Task description —
Scan the records below for the line containing "Read all visible content and emit it as JSON." and the line containing "Convert this screenshot". Copy both, plus every line between, exactly.

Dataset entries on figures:
• • • • •

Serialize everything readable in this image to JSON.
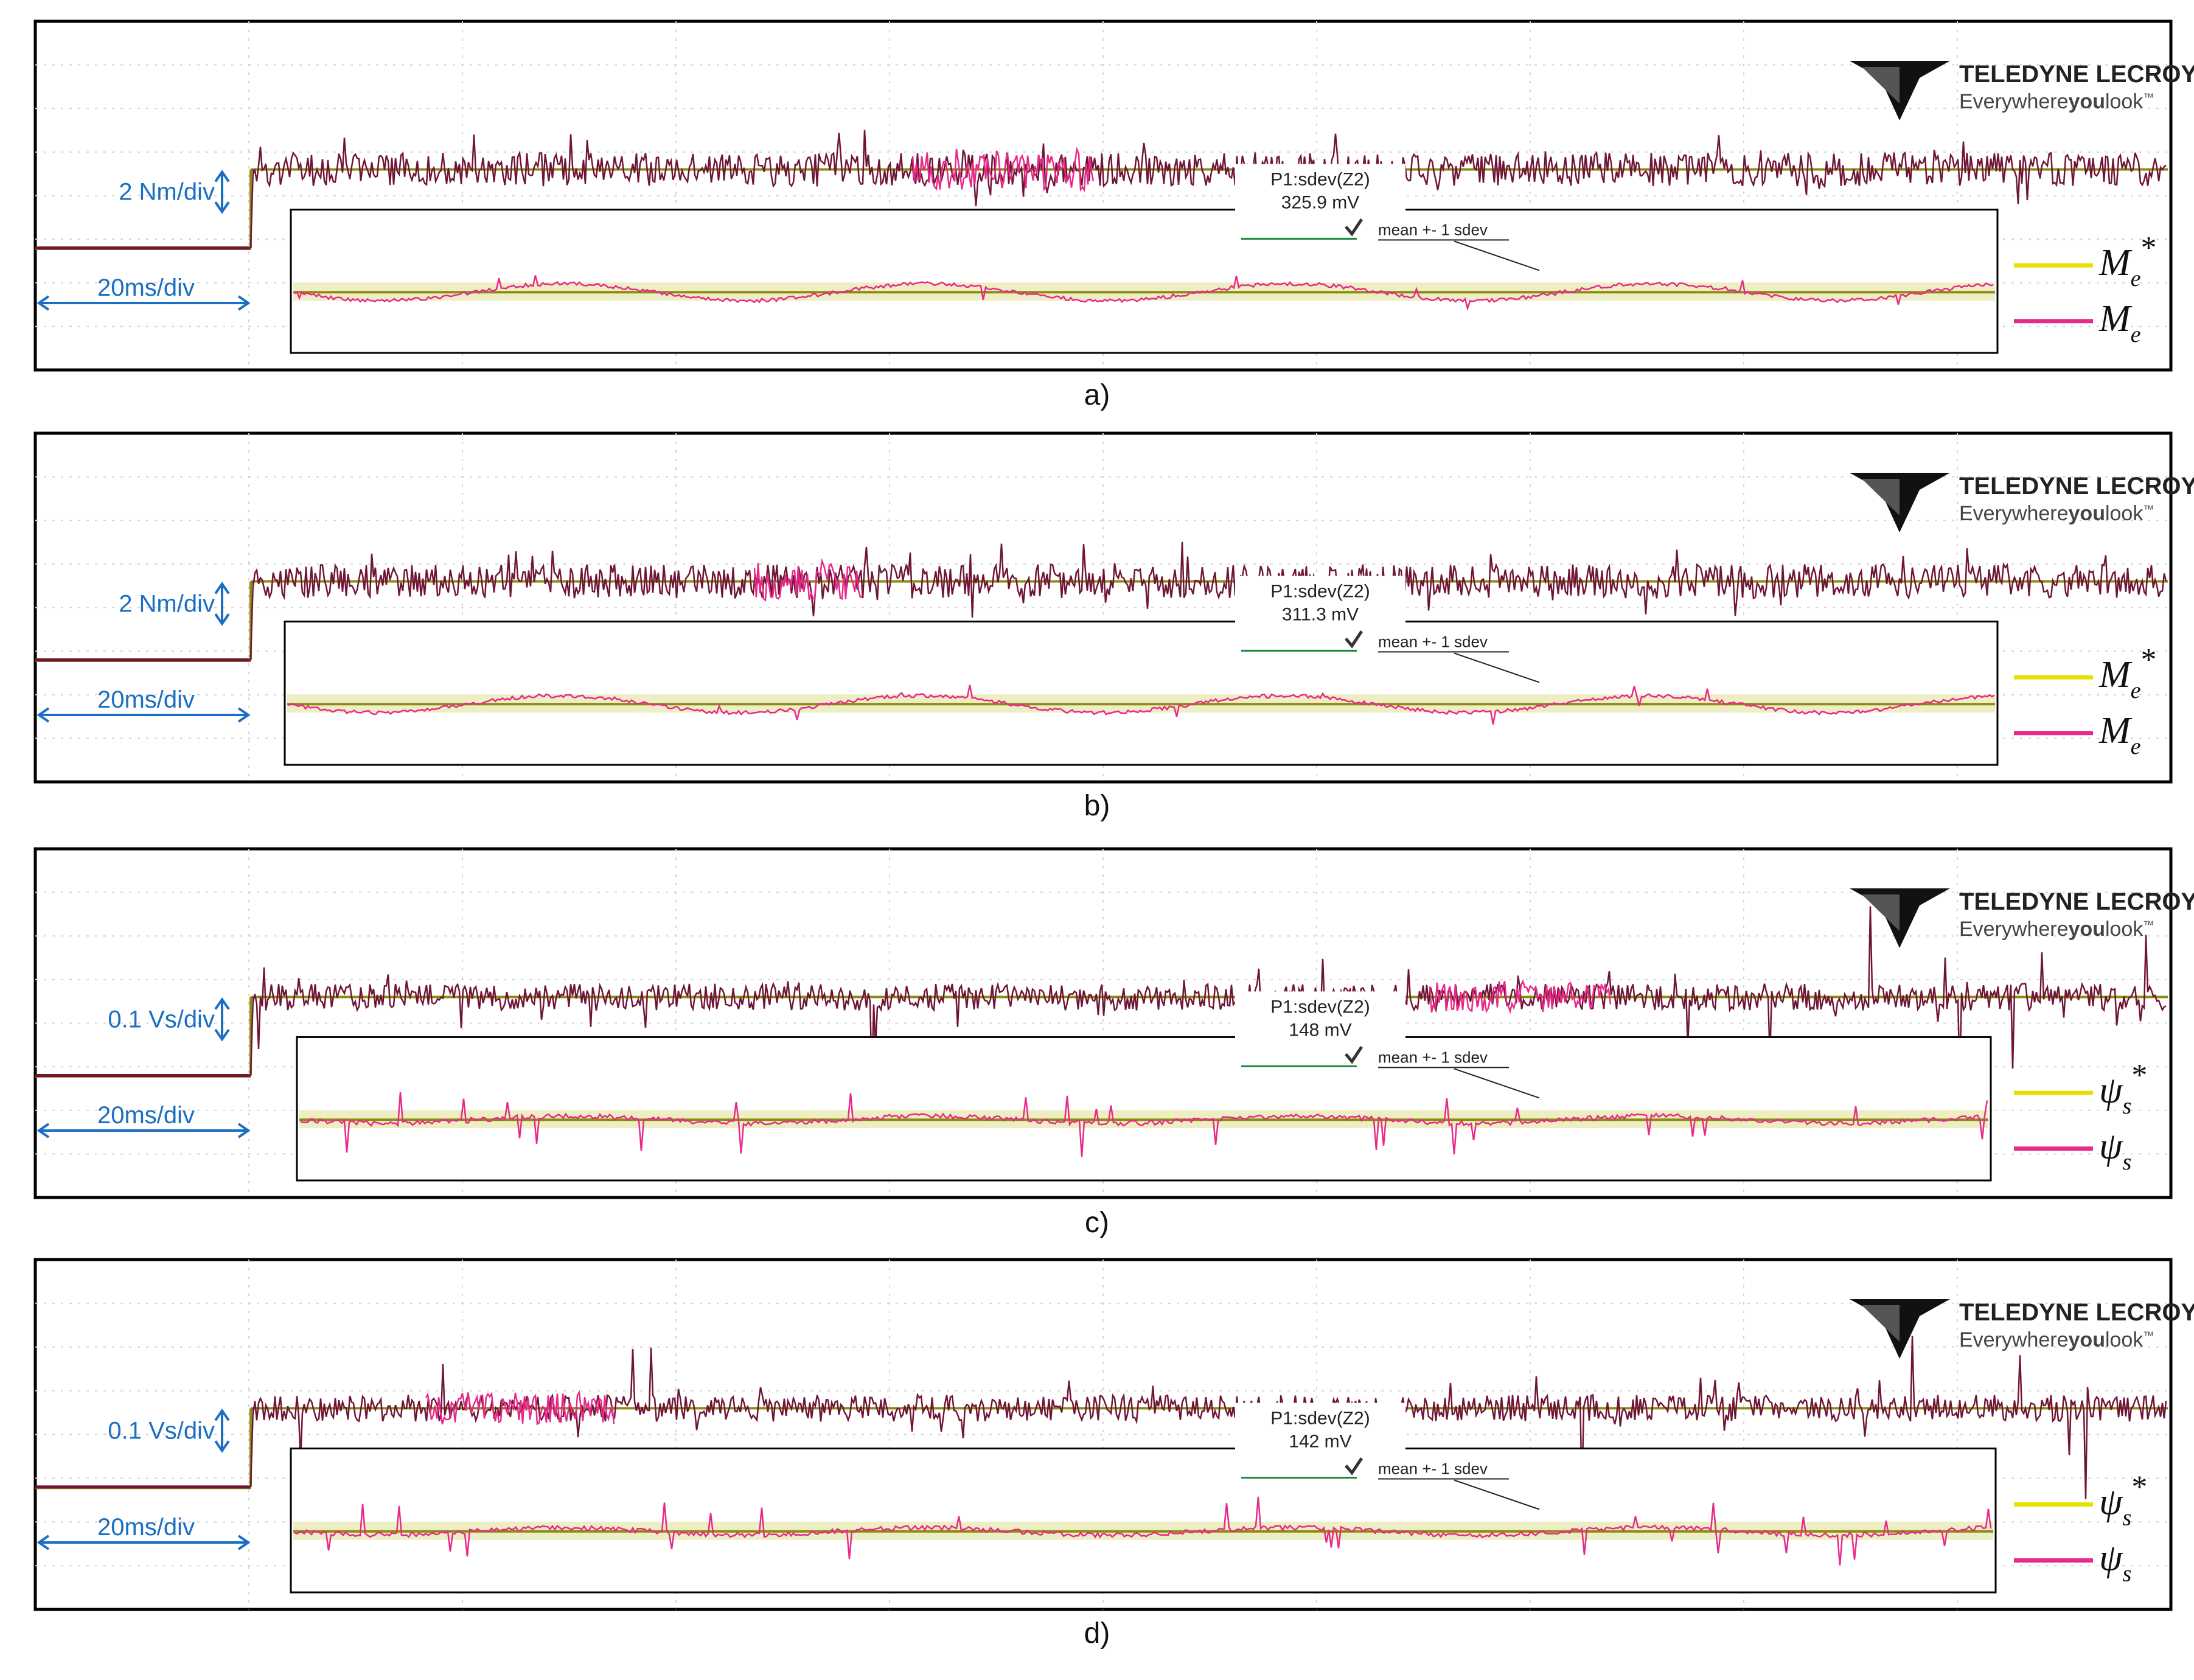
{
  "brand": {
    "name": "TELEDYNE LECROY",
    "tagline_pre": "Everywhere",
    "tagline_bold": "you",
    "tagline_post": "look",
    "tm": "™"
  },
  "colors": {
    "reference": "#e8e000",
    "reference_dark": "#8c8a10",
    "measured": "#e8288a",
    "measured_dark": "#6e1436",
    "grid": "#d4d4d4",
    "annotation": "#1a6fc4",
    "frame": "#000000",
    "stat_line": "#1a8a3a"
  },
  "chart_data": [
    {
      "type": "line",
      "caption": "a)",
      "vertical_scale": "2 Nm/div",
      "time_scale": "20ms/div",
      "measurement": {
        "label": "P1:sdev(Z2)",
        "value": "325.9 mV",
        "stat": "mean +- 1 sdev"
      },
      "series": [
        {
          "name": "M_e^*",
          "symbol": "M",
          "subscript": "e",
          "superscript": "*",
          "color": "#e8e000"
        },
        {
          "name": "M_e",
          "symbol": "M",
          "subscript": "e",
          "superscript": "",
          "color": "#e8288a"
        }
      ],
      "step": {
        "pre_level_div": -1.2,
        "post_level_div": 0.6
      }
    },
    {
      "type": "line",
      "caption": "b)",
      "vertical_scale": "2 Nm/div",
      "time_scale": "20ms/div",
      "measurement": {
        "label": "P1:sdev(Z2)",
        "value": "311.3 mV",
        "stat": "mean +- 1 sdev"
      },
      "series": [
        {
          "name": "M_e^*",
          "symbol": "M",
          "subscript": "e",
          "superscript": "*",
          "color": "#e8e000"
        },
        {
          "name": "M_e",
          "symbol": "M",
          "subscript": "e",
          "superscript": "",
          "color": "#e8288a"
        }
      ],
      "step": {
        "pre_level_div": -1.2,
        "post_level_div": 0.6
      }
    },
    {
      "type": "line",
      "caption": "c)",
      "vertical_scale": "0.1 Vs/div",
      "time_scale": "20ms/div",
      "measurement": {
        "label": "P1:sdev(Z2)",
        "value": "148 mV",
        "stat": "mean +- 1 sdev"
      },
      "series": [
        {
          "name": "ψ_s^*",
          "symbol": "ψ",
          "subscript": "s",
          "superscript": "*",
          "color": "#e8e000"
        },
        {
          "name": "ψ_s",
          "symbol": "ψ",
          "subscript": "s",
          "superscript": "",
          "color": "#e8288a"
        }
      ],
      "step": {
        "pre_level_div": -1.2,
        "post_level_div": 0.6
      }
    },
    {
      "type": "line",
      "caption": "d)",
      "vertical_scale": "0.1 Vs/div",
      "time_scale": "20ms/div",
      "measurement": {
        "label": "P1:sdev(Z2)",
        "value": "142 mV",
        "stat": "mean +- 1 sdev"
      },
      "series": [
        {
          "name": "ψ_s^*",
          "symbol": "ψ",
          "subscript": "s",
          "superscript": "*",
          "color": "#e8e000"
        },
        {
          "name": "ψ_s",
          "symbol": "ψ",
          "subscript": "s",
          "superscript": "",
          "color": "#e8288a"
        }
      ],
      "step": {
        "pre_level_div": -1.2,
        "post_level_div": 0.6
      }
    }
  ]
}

• • • • •

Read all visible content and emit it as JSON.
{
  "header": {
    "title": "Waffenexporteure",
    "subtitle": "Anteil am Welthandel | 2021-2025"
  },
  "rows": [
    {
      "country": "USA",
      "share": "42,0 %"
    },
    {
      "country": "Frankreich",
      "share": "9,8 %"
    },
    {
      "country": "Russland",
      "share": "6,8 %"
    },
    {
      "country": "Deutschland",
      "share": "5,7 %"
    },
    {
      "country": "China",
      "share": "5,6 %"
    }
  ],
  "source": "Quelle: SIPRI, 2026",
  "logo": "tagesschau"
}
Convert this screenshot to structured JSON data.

• • • • •

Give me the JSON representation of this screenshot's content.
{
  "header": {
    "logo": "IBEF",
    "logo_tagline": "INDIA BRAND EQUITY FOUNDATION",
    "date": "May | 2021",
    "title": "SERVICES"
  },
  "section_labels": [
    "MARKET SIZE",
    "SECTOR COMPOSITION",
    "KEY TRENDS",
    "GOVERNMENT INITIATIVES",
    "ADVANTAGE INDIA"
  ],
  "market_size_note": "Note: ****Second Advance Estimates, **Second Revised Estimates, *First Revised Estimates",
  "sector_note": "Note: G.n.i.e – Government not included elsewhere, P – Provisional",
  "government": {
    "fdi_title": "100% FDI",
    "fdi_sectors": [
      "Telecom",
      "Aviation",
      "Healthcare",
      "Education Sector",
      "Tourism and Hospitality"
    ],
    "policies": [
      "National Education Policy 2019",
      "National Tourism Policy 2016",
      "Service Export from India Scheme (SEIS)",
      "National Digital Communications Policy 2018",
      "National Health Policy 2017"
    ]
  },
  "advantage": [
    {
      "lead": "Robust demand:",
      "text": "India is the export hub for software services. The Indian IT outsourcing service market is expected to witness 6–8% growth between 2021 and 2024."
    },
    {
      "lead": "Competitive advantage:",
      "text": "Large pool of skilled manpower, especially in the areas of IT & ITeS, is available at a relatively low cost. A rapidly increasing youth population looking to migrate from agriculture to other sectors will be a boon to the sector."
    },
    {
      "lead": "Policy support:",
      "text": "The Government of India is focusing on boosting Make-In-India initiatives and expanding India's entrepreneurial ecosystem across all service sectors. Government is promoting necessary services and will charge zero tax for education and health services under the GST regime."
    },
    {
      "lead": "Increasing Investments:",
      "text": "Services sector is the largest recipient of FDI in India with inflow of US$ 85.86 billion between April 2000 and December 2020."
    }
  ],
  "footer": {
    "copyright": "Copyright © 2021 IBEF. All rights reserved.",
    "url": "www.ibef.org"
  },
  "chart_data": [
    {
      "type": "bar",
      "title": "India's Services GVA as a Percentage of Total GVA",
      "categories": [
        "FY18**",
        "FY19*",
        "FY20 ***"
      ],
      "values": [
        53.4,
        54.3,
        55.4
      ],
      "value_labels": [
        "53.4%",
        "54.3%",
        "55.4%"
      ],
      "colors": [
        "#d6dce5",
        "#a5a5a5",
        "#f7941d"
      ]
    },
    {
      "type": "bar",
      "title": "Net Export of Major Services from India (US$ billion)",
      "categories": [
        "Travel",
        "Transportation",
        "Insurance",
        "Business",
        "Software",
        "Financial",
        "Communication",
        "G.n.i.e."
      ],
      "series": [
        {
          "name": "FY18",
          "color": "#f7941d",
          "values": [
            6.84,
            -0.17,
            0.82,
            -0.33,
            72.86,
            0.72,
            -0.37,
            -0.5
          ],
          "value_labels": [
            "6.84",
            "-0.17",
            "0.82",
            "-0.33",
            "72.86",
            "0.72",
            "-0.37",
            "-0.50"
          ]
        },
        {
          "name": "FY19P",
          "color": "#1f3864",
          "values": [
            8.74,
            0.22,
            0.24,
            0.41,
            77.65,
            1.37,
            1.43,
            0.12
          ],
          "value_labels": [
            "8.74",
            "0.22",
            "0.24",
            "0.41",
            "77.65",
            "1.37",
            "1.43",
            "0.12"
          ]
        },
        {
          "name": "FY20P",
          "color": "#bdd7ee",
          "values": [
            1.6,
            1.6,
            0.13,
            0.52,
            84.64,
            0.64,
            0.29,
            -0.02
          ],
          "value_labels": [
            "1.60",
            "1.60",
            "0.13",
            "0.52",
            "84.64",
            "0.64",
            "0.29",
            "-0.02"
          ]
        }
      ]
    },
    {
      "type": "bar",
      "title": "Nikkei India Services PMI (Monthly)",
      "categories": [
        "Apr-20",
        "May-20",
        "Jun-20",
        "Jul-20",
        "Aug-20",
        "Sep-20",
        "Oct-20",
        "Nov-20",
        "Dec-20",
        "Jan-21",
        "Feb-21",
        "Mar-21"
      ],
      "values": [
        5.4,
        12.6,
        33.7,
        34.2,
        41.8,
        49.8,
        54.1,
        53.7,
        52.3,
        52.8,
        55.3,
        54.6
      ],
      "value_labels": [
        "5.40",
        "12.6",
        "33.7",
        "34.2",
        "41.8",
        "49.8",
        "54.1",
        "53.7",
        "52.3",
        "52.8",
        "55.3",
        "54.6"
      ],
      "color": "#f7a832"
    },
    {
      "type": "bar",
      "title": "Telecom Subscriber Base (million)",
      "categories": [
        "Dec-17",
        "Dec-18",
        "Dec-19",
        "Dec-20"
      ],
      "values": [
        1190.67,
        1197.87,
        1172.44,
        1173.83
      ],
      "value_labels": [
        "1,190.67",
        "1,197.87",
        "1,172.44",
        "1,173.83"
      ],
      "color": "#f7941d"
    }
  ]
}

• • • • •

Reply to the exercise —
Read all visible content and emit it as JSON.
{
  "header": {
    "title": "Waffenexporteure",
    "subtitle": "Anteil am Welthandel | 2021-2025"
  },
  "rows": [
    {
      "country": "USA",
      "share": "42,0 %"
    },
    {
      "country": "Frankreich",
      "share": "9,8 %"
    },
    {
      "country": "Russland",
      "share": "6,8 %"
    },
    {
      "country": "Deutschland",
      "share": "5,7 %"
    },
    {
      "country": "China",
      "share": "5,6 %"
    }
  ],
  "source": "Quelle: SIPRI, 2026",
  "logo": "tagesschau"
}
Convert this screenshot to structured JSON data.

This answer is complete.